Reproduce the records below exactly as they appear, omitting any pictures they contain.
---*---
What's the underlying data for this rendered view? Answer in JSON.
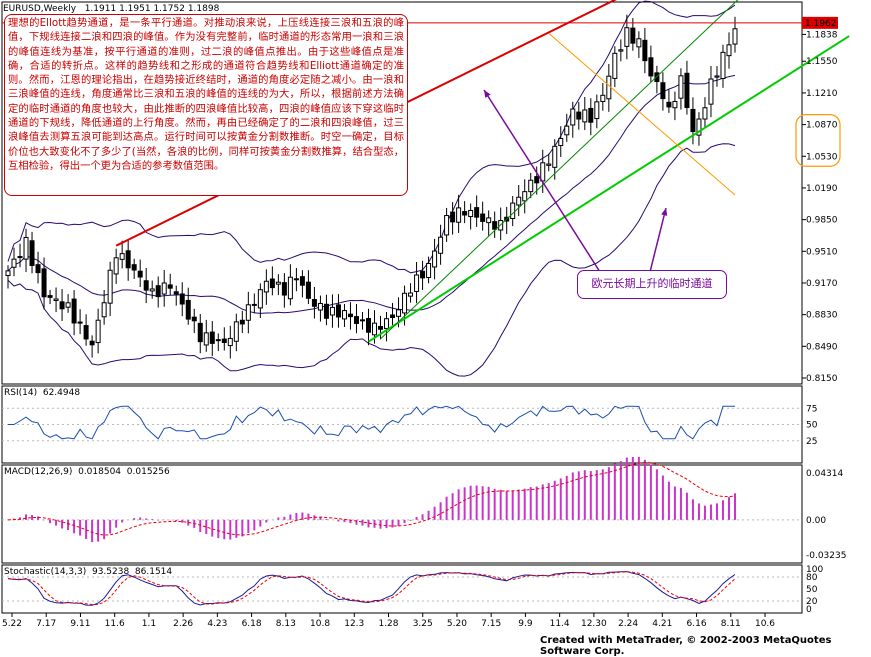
{
  "chart_data": [
    {
      "type": "candlestick",
      "title": "EURUSD,Weekly",
      "ohlc_readout": {
        "open": "1.1911",
        "high": "1.1951",
        "low": "1.1752",
        "close": "1.1898"
      },
      "y_ticks": [
        "1.1962",
        "1.1838",
        "1.1550",
        "1.1210",
        "1.0870",
        "1.0530",
        "1.0190",
        "0.9850",
        "0.9510",
        "0.9170",
        "0.8830",
        "0.8490",
        "0.8150"
      ],
      "current_price": "1.1962",
      "ylim": [
        0.815,
        1.21
      ],
      "indicators": [
        "Bollinger Bands"
      ],
      "highlighted_levels": [
        "1.0870",
        "1.0530"
      ],
      "lines": [
        {
          "name": "",
          "color": "#dd0000",
          "points": [
            [
              18,
              0.957
            ],
            [
              96,
              1.205
            ]
          ]
        },
        {
          "name": "",
          "color": "#00cc00",
          "points": [
            [
              60,
              0.854
            ],
            [
              120,
              1.1
            ]
          ]
        },
        {
          "name": "",
          "color": "#008800",
          "points": [
            [
              62,
              0.857
            ],
            [
              112,
              1.163
            ]
          ]
        },
        {
          "name": "",
          "color": "#ff9900",
          "points": [
            [
              90,
              1.185
            ],
            [
              115,
              1.045
            ]
          ]
        }
      ],
      "annotation_text": "理想的Ellott趋势通道，是一条平行通道。对推动浪来说，上压线连接三浪和五浪的峰值，下规线连接二浪和四浪的峰值。作为没有完整前，临时通道的形态常用一浪和三浪的峰值连线为基准，按平行通道的准则，过二浪的峰值点推出。由于这些峰值点是准确，合适的转折点。这样的趋势线和之形成的通道符合趋势线和Elliott通道确定的准则。然而，江恩的理论指出，在趋势接近终结时，通道的角度必定随之减小。由一浪和三浪峰值的连线，角度通常比三浪和五浪的峰值的连线的为大，所以，根据前述方法确定的临时通道的角度也较大，由此推断的四浪峰值比较高，四浪的峰值应该下穿这临时通道的下规线，降低通道的上行角度。然而，再由已经确定了的二浪和四浪峰值，过三浪峰值去测算五浪可能到达高点。运行时间可以按黄金分割数推断。时空一确定，目标价位也大致变化不了多少了(当然，各浪的比例，同样可按黄金分割数推算，结合型态，互相检验，得出一个更为合适的参考数值范围。",
      "callout_text": "欧元长期上升的临时通道"
    },
    {
      "type": "line",
      "title": "RSI(14)",
      "current_value": "62.4948",
      "y_ticks": [
        "100",
        "75",
        "50",
        "25",
        "0"
      ],
      "ylim": [
        0,
        100
      ]
    },
    {
      "type": "bar",
      "title": "MACD(12,26,9)",
      "values_readout": [
        "0.018504",
        "0.015256"
      ],
      "y_ticks": [
        "0.04314",
        "0.00",
        "-0.03235"
      ],
      "ylim": [
        -0.03235,
        0.04314
      ]
    },
    {
      "type": "line",
      "title": "Stochastic(14,3,3)",
      "values_readout": [
        "93.5238",
        "86.1514"
      ],
      "y_ticks": [
        "100",
        "80",
        "50",
        "20",
        "0"
      ],
      "ylim": [
        0,
        100
      ]
    }
  ],
  "x_axis": {
    "tick_labels": [
      "5.22",
      "7.17",
      "9.11",
      "11.6",
      "1.1",
      "2.26",
      "4.23",
      "6.18",
      "8.13",
      "10.8",
      "12.3",
      "1.28",
      "3.25",
      "5.20",
      "7.15",
      "9.9",
      "11.4",
      "12.30",
      "2.24",
      "4.21",
      "6.16",
      "8.11",
      "10.6"
    ]
  },
  "credit": "Created with MetaTrader, © 2002-2003 MetaQuotes Software Corp.",
  "colors": {
    "candle": "#000000",
    "bands": "#2a0a6e",
    "rsi": "#1a4fb0",
    "macd_hist": "#cc33cc",
    "macd_signal": "#ee0000",
    "stoch_main": "#1a1a9e",
    "stoch_signal": "#ee0000",
    "red_channel": "#dd0000",
    "green_channel": "#00cc00",
    "callout": "#7a0a9e"
  }
}
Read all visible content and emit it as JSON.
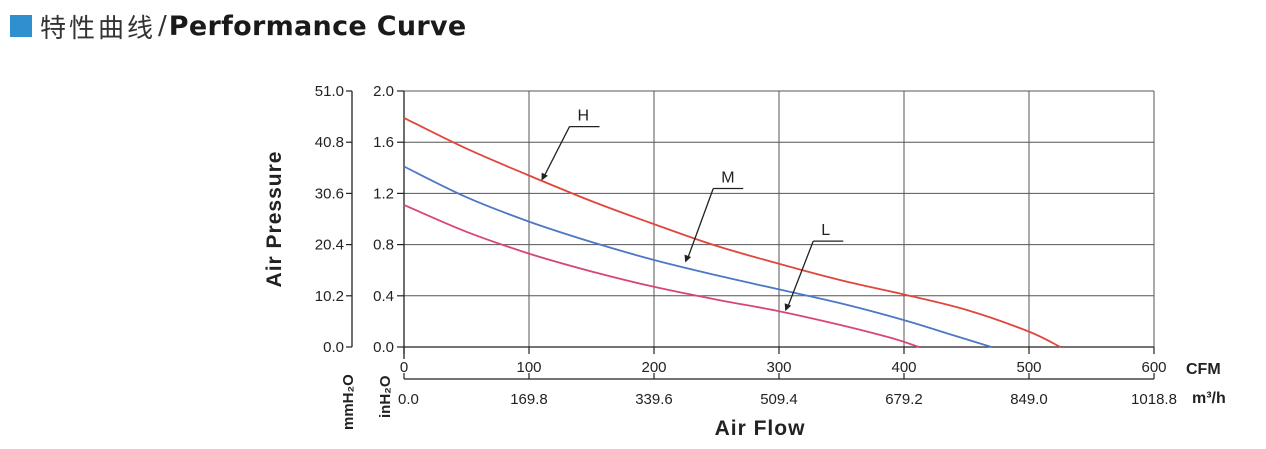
{
  "header": {
    "title_cn": "特性曲线",
    "separator": "/",
    "title_en": "Performance Curve",
    "accent_color": "#2f8fcf"
  },
  "chart_data": {
    "type": "line",
    "ylabel": "Air Pressure",
    "xlabel": "Air Flow",
    "x_unit_primary": "CFM",
    "x_unit_secondary": "m³/h",
    "y_unit_primary": "inH₂O",
    "y_unit_secondary": "mmH₂O",
    "xlim": [
      0,
      600
    ],
    "ylim": [
      0,
      2.0
    ],
    "x_ticks": [
      "0",
      "100",
      "200",
      "300",
      "400",
      "500",
      "600"
    ],
    "x_ticks_secondary": [
      "0.0",
      "169.8",
      "339.6",
      "509.4",
      "679.2",
      "849.0",
      "1018.8"
    ],
    "y_ticks": [
      "0.0",
      "0.4",
      "0.8",
      "1.2",
      "1.6",
      "2.0"
    ],
    "y_ticks_secondary": [
      "0.0",
      "10.2",
      "20.4",
      "30.6",
      "40.8",
      "51.0"
    ],
    "grid": true,
    "series": [
      {
        "name": "H",
        "color": "#e0473c",
        "x": [
          0,
          50,
          100,
          150,
          200,
          250,
          300,
          350,
          400,
          450,
          500,
          525
        ],
        "y": [
          1.79,
          1.55,
          1.34,
          1.14,
          0.96,
          0.79,
          0.65,
          0.52,
          0.41,
          0.29,
          0.12,
          0.0
        ]
      },
      {
        "name": "M",
        "color": "#4d78c4",
        "x": [
          0,
          50,
          100,
          150,
          200,
          250,
          300,
          350,
          400,
          440,
          470
        ],
        "y": [
          1.41,
          1.17,
          0.98,
          0.82,
          0.68,
          0.56,
          0.45,
          0.34,
          0.21,
          0.09,
          0.0
        ]
      },
      {
        "name": "L",
        "color": "#d9457a",
        "x": [
          0,
          50,
          100,
          150,
          200,
          250,
          300,
          350,
          390,
          412
        ],
        "y": [
          1.11,
          0.9,
          0.73,
          0.59,
          0.47,
          0.37,
          0.28,
          0.17,
          0.07,
          0.0
        ]
      }
    ],
    "labels": [
      {
        "series": "H",
        "text": "H",
        "at_x": 110,
        "at_y": 1.3
      },
      {
        "series": "M",
        "text": "M",
        "at_x": 225,
        "at_y": 0.66
      },
      {
        "series": "L",
        "text": "L",
        "at_x": 305,
        "at_y": 0.28
      }
    ]
  }
}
---*---
_Answer for this exercise_:
What's the underlying data for this rendered view? Answer in JSON.
{
  "chart_data": [
    {
      "type": "candlestick",
      "title": "EURUSD,Weekly",
      "ohlc_readout": {
        "open": "1.1911",
        "high": "1.1951",
        "low": "1.1752",
        "close": "1.1898"
      },
      "y_ticks": [
        "1.1962",
        "1.1838",
        "1.1550",
        "1.1210",
        "1.0870",
        "1.0530",
        "1.0190",
        "0.9850",
        "0.9510",
        "0.9170",
        "0.8830",
        "0.8490",
        "0.8150"
      ],
      "current_price": "1.1962",
      "ylim": [
        0.815,
        1.21
      ],
      "indicators": [
        "Bollinger Bands"
      ],
      "highlighted_levels": [
        "1.0870",
        "1.0530"
      ],
      "lines": [
        {
          "name": "",
          "color": "#dd0000",
          "points": [
            [
              18,
              0.957
            ],
            [
              96,
              1.205
            ]
          ]
        },
        {
          "name": "",
          "color": "#00cc00",
          "points": [
            [
              60,
              0.854
            ],
            [
              120,
              1.1
            ]
          ]
        },
        {
          "name": "",
          "color": "#008800",
          "points": [
            [
              62,
              0.857
            ],
            [
              112,
              1.163
            ]
          ]
        },
        {
          "name": "",
          "color": "#ff9900",
          "points": [
            [
              90,
              1.185
            ],
            [
              115,
              1.045
            ]
          ]
        }
      ],
      "annotation_text": "理想的Ellott趋势通道，是一条平行通道。对推动浪来说，上压线连接三浪和五浪的峰值，下规线连接二浪和四浪的峰值。作为没有完整前，临时通道的形态常用一浪和三浪的峰值连线为基准，按平行通道的准则，过二浪的峰值点推出。由于这些峰值点是准确，合适的转折点。这样的趋势线和之形成的通道符合趋势线和Elliott通道确定的准则。然而，江恩的理论指出，在趋势接近终结时，通道的角度必定随之减小。由一浪和三浪峰值的连线，角度通常比三浪和五浪的峰值的连线的为大，所以，根据前述方法确定的临时通道的角度也较大，由此推断的四浪峰值比较高，四浪的峰值应该下穿这临时通道的下规线，降低通道的上行角度。然而，再由已经确定了的二浪和四浪峰值，过三浪峰值去测算五浪可能到达高点。运行时间可以按黄金分割数推断。时空一确定，目标价位也大致变化不了多少了(当然，各浪的比例，同样可按黄金分割数推算，结合型态，互相检验，得出一个更为合适的参考数值范围。",
      "callout_text": "欧元长期上升的临时通道"
    },
    {
      "type": "line",
      "title": "RSI(14)",
      "current_value": "62.4948",
      "y_ticks": [
        "100",
        "75",
        "50",
        "25",
        "0"
      ],
      "ylim": [
        0,
        100
      ]
    },
    {
      "type": "bar",
      "title": "MACD(12,26,9)",
      "values_readout": [
        "0.018504",
        "0.015256"
      ],
      "y_ticks": [
        "0.04314",
        "0.00",
        "-0.03235"
      ],
      "ylim": [
        -0.03235,
        0.04314
      ]
    },
    {
      "type": "line",
      "title": "Stochastic(14,3,3)",
      "values_readout": [
        "93.5238",
        "86.1514"
      ],
      "y_ticks": [
        "100",
        "80",
        "50",
        "20",
        "0"
      ],
      "ylim": [
        0,
        100
      ]
    }
  ],
  "x_axis": {
    "tick_labels": [
      "5.22",
      "7.17",
      "9.11",
      "11.6",
      "1.1",
      "2.26",
      "4.23",
      "6.18",
      "8.13",
      "10.8",
      "12.3",
      "1.28",
      "3.25",
      "5.20",
      "7.15",
      "9.9",
      "11.4",
      "12.30",
      "2.24",
      "4.21",
      "6.16",
      "8.11",
      "10.6"
    ]
  },
  "credit": "Created with MetaTrader, © 2002-2003 MetaQuotes Software Corp.",
  "colors": {
    "candle": "#000000",
    "bands": "#2a0a6e",
    "rsi": "#1a4fb0",
    "macd_hist": "#cc33cc",
    "macd_signal": "#ee0000",
    "stoch_main": "#1a1a9e",
    "stoch_signal": "#ee0000",
    "red_channel": "#dd0000",
    "green_channel": "#00cc00",
    "callout": "#7a0a9e"
  }
}
Read all visible content and emit it as JSON.
{
  "header": {
    "title_cn": "特性曲线",
    "separator": "/",
    "title_en": "Performance Curve",
    "accent_color": "#2f8fcf"
  },
  "chart_data": {
    "type": "line",
    "ylabel": "Air Pressure",
    "xlabel": "Air Flow",
    "x_unit_primary": "CFM",
    "x_unit_secondary": "m³/h",
    "y_unit_primary": "inH₂O",
    "y_unit_secondary": "mmH₂O",
    "xlim": [
      0,
      600
    ],
    "ylim": [
      0,
      2.0
    ],
    "x_ticks": [
      "0",
      "100",
      "200",
      "300",
      "400",
      "500",
      "600"
    ],
    "x_ticks_secondary": [
      "0.0",
      "169.8",
      "339.6",
      "509.4",
      "679.2",
      "849.0",
      "1018.8"
    ],
    "y_ticks": [
      "0.0",
      "0.4",
      "0.8",
      "1.2",
      "1.6",
      "2.0"
    ],
    "y_ticks_secondary": [
      "0.0",
      "10.2",
      "20.4",
      "30.6",
      "40.8",
      "51.0"
    ],
    "grid": true,
    "series": [
      {
        "name": "H",
        "color": "#e0473c",
        "x": [
          0,
          50,
          100,
          150,
          200,
          250,
          300,
          350,
          400,
          450,
          500,
          525
        ],
        "y": [
          1.79,
          1.55,
          1.34,
          1.14,
          0.96,
          0.79,
          0.65,
          0.52,
          0.41,
          0.29,
          0.12,
          0.0
        ]
      },
      {
        "name": "M",
        "color": "#4d78c4",
        "x": [
          0,
          50,
          100,
          150,
          200,
          250,
          300,
          350,
          400,
          440,
          470
        ],
        "y": [
          1.41,
          1.17,
          0.98,
          0.82,
          0.68,
          0.56,
          0.45,
          0.34,
          0.21,
          0.09,
          0.0
        ]
      },
      {
        "name": "L",
        "color": "#d9457a",
        "x": [
          0,
          50,
          100,
          150,
          200,
          250,
          300,
          350,
          390,
          412
        ],
        "y": [
          1.11,
          0.9,
          0.73,
          0.59,
          0.47,
          0.37,
          0.28,
          0.17,
          0.07,
          0.0
        ]
      }
    ],
    "labels": [
      {
        "series": "H",
        "text": "H",
        "at_x": 110,
        "at_y": 1.3
      },
      {
        "series": "M",
        "text": "M",
        "at_x": 225,
        "at_y": 0.66
      },
      {
        "series": "L",
        "text": "L",
        "at_x": 305,
        "at_y": 0.28
      }
    ]
  }
}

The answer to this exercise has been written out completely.